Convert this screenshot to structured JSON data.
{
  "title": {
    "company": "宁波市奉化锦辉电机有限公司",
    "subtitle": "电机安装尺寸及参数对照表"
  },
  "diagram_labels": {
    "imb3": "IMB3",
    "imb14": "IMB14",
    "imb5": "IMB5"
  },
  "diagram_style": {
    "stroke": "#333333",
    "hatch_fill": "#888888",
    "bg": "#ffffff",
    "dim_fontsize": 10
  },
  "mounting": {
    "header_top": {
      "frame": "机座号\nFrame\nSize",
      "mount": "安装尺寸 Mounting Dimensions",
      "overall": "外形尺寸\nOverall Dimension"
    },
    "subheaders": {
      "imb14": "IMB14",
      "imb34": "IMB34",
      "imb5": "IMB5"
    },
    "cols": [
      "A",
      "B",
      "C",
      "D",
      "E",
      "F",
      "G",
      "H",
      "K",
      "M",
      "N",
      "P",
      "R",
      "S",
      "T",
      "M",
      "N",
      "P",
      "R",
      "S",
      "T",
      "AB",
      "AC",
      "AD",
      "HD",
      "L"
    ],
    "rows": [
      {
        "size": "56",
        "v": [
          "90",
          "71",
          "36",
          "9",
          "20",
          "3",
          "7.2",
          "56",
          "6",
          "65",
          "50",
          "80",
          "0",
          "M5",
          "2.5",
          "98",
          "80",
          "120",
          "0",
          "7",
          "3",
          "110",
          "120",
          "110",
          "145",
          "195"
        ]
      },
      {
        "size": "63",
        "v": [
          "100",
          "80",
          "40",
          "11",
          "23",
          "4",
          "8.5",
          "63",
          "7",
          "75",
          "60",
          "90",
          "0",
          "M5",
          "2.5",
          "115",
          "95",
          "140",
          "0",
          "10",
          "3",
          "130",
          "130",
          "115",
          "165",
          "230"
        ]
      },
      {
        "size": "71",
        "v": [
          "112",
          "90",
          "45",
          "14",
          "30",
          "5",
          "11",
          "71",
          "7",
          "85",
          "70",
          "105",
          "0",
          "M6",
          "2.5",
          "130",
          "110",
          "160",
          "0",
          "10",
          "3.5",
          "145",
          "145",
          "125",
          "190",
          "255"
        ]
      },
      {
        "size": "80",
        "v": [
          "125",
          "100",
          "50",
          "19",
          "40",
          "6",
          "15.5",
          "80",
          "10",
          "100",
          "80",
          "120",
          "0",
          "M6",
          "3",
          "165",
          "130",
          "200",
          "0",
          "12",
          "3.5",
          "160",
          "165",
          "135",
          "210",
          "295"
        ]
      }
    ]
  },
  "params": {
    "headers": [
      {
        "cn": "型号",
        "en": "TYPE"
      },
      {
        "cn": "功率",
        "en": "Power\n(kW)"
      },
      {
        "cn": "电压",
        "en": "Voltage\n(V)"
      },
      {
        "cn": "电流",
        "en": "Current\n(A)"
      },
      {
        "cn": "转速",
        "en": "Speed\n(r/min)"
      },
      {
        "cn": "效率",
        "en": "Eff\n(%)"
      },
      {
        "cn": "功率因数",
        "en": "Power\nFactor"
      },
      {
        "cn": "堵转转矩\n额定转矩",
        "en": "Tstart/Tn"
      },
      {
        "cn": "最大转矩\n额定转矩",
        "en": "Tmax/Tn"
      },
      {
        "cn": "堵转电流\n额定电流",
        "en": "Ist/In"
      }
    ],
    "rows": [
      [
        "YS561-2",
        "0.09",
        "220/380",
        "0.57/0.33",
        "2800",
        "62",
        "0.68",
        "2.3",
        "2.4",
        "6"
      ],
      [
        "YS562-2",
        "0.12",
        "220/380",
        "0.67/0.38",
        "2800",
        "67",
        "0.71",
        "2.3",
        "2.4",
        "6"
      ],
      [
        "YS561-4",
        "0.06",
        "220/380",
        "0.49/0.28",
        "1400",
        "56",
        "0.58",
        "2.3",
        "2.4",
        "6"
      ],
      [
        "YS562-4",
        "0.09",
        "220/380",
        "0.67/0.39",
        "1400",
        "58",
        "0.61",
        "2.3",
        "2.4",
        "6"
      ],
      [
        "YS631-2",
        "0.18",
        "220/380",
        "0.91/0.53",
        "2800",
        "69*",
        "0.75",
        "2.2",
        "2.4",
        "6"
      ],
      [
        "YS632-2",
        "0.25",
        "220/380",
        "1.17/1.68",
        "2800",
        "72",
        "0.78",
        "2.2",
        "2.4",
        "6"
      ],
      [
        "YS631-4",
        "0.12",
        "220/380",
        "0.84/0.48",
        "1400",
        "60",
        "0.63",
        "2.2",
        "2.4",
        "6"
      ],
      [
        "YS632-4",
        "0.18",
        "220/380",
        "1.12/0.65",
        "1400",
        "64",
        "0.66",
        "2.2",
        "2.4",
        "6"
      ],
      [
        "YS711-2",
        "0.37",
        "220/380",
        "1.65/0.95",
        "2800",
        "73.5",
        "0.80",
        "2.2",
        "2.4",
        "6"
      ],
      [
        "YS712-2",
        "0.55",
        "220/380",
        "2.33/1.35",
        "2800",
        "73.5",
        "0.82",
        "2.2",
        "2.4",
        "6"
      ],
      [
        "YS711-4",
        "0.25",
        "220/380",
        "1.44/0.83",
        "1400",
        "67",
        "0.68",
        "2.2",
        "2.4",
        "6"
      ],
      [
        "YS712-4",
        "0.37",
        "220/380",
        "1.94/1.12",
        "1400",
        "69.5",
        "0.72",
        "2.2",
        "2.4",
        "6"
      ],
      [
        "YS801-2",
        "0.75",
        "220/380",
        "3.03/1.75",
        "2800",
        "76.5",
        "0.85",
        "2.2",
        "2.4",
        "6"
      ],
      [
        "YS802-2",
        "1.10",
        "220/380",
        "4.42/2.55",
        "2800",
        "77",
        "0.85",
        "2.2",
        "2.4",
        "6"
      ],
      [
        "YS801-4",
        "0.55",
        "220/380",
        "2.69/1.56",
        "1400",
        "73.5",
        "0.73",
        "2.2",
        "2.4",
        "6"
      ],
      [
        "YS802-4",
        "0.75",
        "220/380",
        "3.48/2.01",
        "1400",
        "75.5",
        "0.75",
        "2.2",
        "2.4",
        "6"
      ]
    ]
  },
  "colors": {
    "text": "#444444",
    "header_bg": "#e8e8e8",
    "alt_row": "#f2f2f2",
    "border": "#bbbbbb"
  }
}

----

◆ WORK TO BE COMPLETED ◆
Extract each entry in full, exactly as given.

◆ WRITTEN ANSWER ◆
Convert this screenshot to structured JSON data.
{
  "title": {
    "company": "宁波市奉化锦辉电机有限公司",
    "subtitle": "电机安装尺寸及参数对照表"
  },
  "diagram_labels": {
    "imb3": "IMB3",
    "imb14": "IMB14",
    "imb5": "IMB5"
  },
  "diagram_style": {
    "stroke": "#333333",
    "hatch_fill": "#888888",
    "bg": "#ffffff",
    "dim_fontsize": 10
  },
  "mounting": {
    "header_top": {
      "frame": "机座号\nFrame\nSize",
      "mount": "安装尺寸 Mounting Dimensions",
      "overall": "外形尺寸\nOverall Dimension"
    },
    "subheaders": {
      "imb14": "IMB14",
      "imb34": "IMB34",
      "imb5": "IMB5"
    },
    "cols": [
      "A",
      "B",
      "C",
      "D",
      "E",
      "F",
      "G",
      "H",
      "K",
      "M",
      "N",
      "P",
      "R",
      "S",
      "T",
      "M",
      "N",
      "P",
      "R",
      "S",
      "T",
      "AB",
      "AC",
      "AD",
      "HD",
      "L"
    ],
    "rows": [
      {
        "size": "56",
        "v": [
          "90",
          "71",
          "36",
          "9",
          "20",
          "3",
          "7.2",
          "56",
          "6",
          "65",
          "50",
          "80",
          "0",
          "M5",
          "2.5",
          "98",
          "80",
          "120",
          "0",
          "7",
          "3",
          "110",
          "120",
          "110",
          "145",
          "195"
        ]
      },
      {
        "size": "63",
        "v": [
          "100",
          "80",
          "40",
          "11",
          "23",
          "4",
          "8.5",
          "63",
          "7",
          "75",
          "60",
          "90",
          "0",
          "M5",
          "2.5",
          "115",
          "95",
          "140",
          "0",
          "10",
          "3",
          "130",
          "130",
          "115",
          "165",
          "230"
        ]
      },
      {
        "size": "71",
        "v": [
          "112",
          "90",
          "45",
          "14",
          "30",
          "5",
          "11",
          "71",
          "7",
          "85",
          "70",
          "105",
          "0",
          "M6",
          "2.5",
          "130",
          "110",
          "160",
          "0",
          "10",
          "3.5",
          "145",
          "145",
          "125",
          "190",
          "255"
        ]
      },
      {
        "size": "80",
        "v": [
          "125",
          "100",
          "50",
          "19",
          "40",
          "6",
          "15.5",
          "80",
          "10",
          "100",
          "80",
          "120",
          "0",
          "M6",
          "3",
          "165",
          "130",
          "200",
          "0",
          "12",
          "3.5",
          "160",
          "165",
          "135",
          "210",
          "295"
        ]
      }
    ]
  },
  "params": {
    "headers": [
      {
        "cn": "型号",
        "en": "TYPE"
      },
      {
        "cn": "功率",
        "en": "Power\n(kW)"
      },
      {
        "cn": "电压",
        "en": "Voltage\n(V)"
      },
      {
        "cn": "电流",
        "en": "Current\n(A)"
      },
      {
        "cn": "转速",
        "en": "Speed\n(r/min)"
      },
      {
        "cn": "效率",
        "en": "Eff\n(%)"
      },
      {
        "cn": "功率因数",
        "en": "Power\nFactor"
      },
      {
        "cn": "堵转转矩\n额定转矩",
        "en": "Tstart/Tn"
      },
      {
        "cn": "最大转矩\n额定转矩",
        "en": "Tmax/Tn"
      },
      {
        "cn": "堵转电流\n额定电流",
        "en": "Ist/In"
      }
    ],
    "rows": [
      [
        "YS561-2",
        "0.09",
        "220/380",
        "0.57/0.33",
        "2800",
        "62",
        "0.68",
        "2.3",
        "2.4",
        "6"
      ],
      [
        "YS562-2",
        "0.12",
        "220/380",
        "0.67/0.38",
        "2800",
        "67",
        "0.71",
        "2.3",
        "2.4",
        "6"
      ],
      [
        "YS561-4",
        "0.06",
        "220/380",
        "0.49/0.28",
        "1400",
        "56",
        "0.58",
        "2.3",
        "2.4",
        "6"
      ],
      [
        "YS562-4",
        "0.09",
        "220/380",
        "0.67/0.39",
        "1400",
        "58",
        "0.61",
        "2.3",
        "2.4",
        "6"
      ],
      [
        "YS631-2",
        "0.18",
        "220/380",
        "0.91/0.53",
        "2800",
        "69*",
        "0.75",
        "2.2",
        "2.4",
        "6"
      ],
      [
        "YS632-2",
        "0.25",
        "220/380",
        "1.17/1.68",
        "2800",
        "72",
        "0.78",
        "2.2",
        "2.4",
        "6"
      ],
      [
        "YS631-4",
        "0.12",
        "220/380",
        "0.84/0.48",
        "1400",
        "60",
        "0.63",
        "2.2",
        "2.4",
        "6"
      ],
      [
        "YS632-4",
        "0.18",
        "220/380",
        "1.12/0.65",
        "1400",
        "64",
        "0.66",
        "2.2",
        "2.4",
        "6"
      ],
      [
        "YS711-2",
        "0.37",
        "220/380",
        "1.65/0.95",
        "2800",
        "73.5",
        "0.80",
        "2.2",
        "2.4",
        "6"
      ],
      [
        "YS712-2",
        "0.55",
        "220/380",
        "2.33/1.35",
        "2800",
        "73.5",
        "0.82",
        "2.2",
        "2.4",
        "6"
      ],
      [
        "YS711-4",
        "0.25",
        "220/380",
        "1.44/0.83",
        "1400",
        "67",
        "0.68",
        "2.2",
        "2.4",
        "6"
      ],
      [
        "YS712-4",
        "0.37",
        "220/380",
        "1.94/1.12",
        "1400",
        "69.5",
        "0.72",
        "2.2",
        "2.4",
        "6"
      ],
      [
        "YS801-2",
        "0.75",
        "220/380",
        "3.03/1.75",
        "2800",
        "76.5",
        "0.85",
        "2.2",
        "2.4",
        "6"
      ],
      [
        "YS802-2",
        "1.10",
        "220/380",
        "4.42/2.55",
        "2800",
        "77",
        "0.85",
        "2.2",
        "2.4",
        "6"
      ],
      [
        "YS801-4",
        "0.55",
        "220/380",
        "2.69/1.56",
        "1400",
        "73.5",
        "0.73",
        "2.2",
        "2.4",
        "6"
      ],
      [
        "YS802-4",
        "0.75",
        "220/380",
        "3.48/2.01",
        "1400",
        "75.5",
        "0.75",
        "2.2",
        "2.4",
        "6"
      ]
    ]
  },
  "colors": {
    "text": "#444444",
    "header_bg": "#e8e8e8",
    "alt_row": "#f2f2f2",
    "border": "#bbbbbb"
  }
}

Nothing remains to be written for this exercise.